> _Given request_
Each record below is to be reproduced without any change.

# start of Task material

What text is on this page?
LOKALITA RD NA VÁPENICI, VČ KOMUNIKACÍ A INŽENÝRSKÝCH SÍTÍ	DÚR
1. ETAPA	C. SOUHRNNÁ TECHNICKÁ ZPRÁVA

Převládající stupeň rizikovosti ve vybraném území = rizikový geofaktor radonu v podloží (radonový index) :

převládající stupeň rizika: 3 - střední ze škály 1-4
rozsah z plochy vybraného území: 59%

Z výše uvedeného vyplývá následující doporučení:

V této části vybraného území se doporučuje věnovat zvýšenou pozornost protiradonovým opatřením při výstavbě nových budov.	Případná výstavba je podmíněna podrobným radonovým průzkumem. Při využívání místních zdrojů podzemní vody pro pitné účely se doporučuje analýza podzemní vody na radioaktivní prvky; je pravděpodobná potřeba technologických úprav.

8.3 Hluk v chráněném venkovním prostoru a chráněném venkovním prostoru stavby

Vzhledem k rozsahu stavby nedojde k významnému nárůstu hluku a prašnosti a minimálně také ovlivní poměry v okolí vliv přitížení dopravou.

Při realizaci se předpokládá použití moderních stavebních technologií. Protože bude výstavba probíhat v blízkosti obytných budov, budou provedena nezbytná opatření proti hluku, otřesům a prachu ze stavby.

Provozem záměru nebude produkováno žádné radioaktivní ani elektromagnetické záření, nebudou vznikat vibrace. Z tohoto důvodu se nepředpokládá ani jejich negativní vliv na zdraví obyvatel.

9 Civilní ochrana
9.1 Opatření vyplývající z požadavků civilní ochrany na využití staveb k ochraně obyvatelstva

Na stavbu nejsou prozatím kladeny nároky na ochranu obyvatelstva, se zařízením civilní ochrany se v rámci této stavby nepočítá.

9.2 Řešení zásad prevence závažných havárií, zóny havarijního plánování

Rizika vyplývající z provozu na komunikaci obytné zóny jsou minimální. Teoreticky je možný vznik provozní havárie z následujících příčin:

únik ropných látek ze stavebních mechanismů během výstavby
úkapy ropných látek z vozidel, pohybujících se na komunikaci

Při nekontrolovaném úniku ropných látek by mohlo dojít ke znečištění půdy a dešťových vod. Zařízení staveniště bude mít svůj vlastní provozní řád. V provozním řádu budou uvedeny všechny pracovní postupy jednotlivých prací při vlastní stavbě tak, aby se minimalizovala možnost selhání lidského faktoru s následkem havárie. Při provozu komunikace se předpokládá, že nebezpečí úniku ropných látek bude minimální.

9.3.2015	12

# end of Task material

> _Solution below_
What text is on this page?
LOKALITA RD NA VÁPENICI, VČ KOMUNIKACÍ A INŽENÝRSKÝCH SÍTÍ	DÚR
1. ETAPA	C. SOUHRNNÁ TECHNICKÁ ZPRÁVA

Převládající stupeň rizikovosti ve vybraném území = rizikový geofaktor radonu v podloží (radonový index) :

převládající stupeň rizika: 3 - střední ze škály 1-4
rozsah z plochy vybraného území: 59%

Z výše uvedeného vyplývá následující doporučení:

V této části vybraného území se doporučuje věnovat zvýšenou pozornost protiradonovým opatřením při výstavbě nových budov.	Případná výstavba je podmíněna podrobným radonovým průzkumem. Při využívání místních zdrojů podzemní vody pro pitné účely se doporučuje analýza podzemní vody na radioaktivní prvky; je pravděpodobná potřeba technologických úprav.

8.3 Hluk v chráněném venkovním prostoru a chráněném venkovním prostoru stavby

Vzhledem k rozsahu stavby nedojde k významnému nárůstu hluku a prašnosti a minimálně také ovlivní poměry v okolí vliv přitížení dopravou.

Při realizaci se předpokládá použití moderních stavebních technologií. Protože bude výstavba probíhat v blízkosti obytných budov, budou provedena nezbytná opatření proti hluku, otřesům a prachu ze stavby.

Provozem záměru nebude produkováno žádné radioaktivní ani elektromagnetické záření, nebudou vznikat vibrace. Z tohoto důvodu se nepředpokládá ani jejich negativní vliv na zdraví obyvatel.

9 Civilní ochrana
9.1 Opatření vyplývající z požadavků civilní ochrany na využití staveb k ochraně obyvatelstva

Na stavbu nejsou prozatím kladeny nároky na ochranu obyvatelstva, se zařízením civilní ochrany se v rámci této stavby nepočítá.

9.2 Řešení zásad prevence závažných havárií, zóny havarijního plánování

Rizika vyplývající z provozu na komunikaci obytné zóny jsou minimální. Teoreticky je možný vznik provozní havárie z následujících příčin:

únik ropných látek ze stavebních mechanismů během výstavby
úkapy ropných látek z vozidel, pohybujících se na komunikaci

Při nekontrolovaném úniku ropných látek by mohlo dojít ke znečištění půdy a dešťových vod. Zařízení staveniště bude mít svůj vlastní provozní řád. V provozním řádu budou uvedeny všechny pracovní postupy jednotlivých prací při vlastní stavbě tak, aby se minimalizovala možnost selhání lidského faktoru s následkem havárie. Při provozu komunikace se předpokládá, že nebezpečí úniku ropných látek bude minimální.

9.3.2015	12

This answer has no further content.